**WORK TO DO:** Can you write out all of the material below, word for word?

'''

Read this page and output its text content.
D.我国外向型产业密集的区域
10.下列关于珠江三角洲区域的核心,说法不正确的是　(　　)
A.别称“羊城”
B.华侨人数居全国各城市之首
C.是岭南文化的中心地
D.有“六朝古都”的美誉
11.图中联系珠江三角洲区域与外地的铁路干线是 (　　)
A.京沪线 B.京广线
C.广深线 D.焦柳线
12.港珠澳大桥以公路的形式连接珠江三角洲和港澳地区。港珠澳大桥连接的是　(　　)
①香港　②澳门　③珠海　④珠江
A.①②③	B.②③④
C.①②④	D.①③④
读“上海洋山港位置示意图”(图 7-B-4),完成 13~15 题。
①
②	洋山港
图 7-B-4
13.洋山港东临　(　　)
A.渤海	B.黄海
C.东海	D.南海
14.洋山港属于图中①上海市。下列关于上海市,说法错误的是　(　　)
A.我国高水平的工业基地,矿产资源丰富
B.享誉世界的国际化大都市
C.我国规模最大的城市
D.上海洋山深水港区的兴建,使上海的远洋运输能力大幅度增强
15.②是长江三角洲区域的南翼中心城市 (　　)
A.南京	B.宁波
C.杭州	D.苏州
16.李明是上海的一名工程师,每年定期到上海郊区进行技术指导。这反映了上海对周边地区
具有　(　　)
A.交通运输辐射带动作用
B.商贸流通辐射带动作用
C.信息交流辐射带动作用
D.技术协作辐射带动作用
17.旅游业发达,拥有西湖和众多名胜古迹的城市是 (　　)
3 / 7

'''

**RESPONSE TO THE EXERCISE:**
Read this page and output its text content.
D.我国外向型产业密集的区域
10.下列关于珠江三角洲区域的核心,说法不正确的是　(　　)
A.别称“羊城”
B.华侨人数居全国各城市之首
C.是岭南文化的中心地
D.有“六朝古都”的美誉
11.图中联系珠江三角洲区域与外地的铁路干线是 (　　)
A.京沪线 B.京广线
C.广深线 D.焦柳线
12.港珠澳大桥以公路的形式连接珠江三角洲和港澳地区。港珠澳大桥连接的是　(　　)
①香港　②澳门　③珠海　④珠江
A.①②③	B.②③④
C.①②④	D.①③④
读“上海洋山港位置示意图”(图 7-B-4),完成 13~15 题。
①
②	洋山港
图 7-B-4
13.洋山港东临　(　　)
A.渤海	B.黄海
C.东海	D.南海
14.洋山港属于图中①上海市。下列关于上海市,说法错误的是　(　　)
A.我国高水平的工业基地,矿产资源丰富
B.享誉世界的国际化大都市
C.我国规模最大的城市
D.上海洋山深水港区的兴建,使上海的远洋运输能力大幅度增强
15.②是长江三角洲区域的南翼中心城市 (　　)
A.南京	B.宁波
C.杭州	D.苏州
16.李明是上海的一名工程师,每年定期到上海郊区进行技术指导。这反映了上海对周边地区
具有　(　　)
A.交通运输辐射带动作用
B.商贸流通辐射带动作用
C.信息交流辐射带动作用
D.技术协作辐射带动作用
17.旅游业发达,拥有西湖和众多名胜古迹的城市是 (　　)
3 / 7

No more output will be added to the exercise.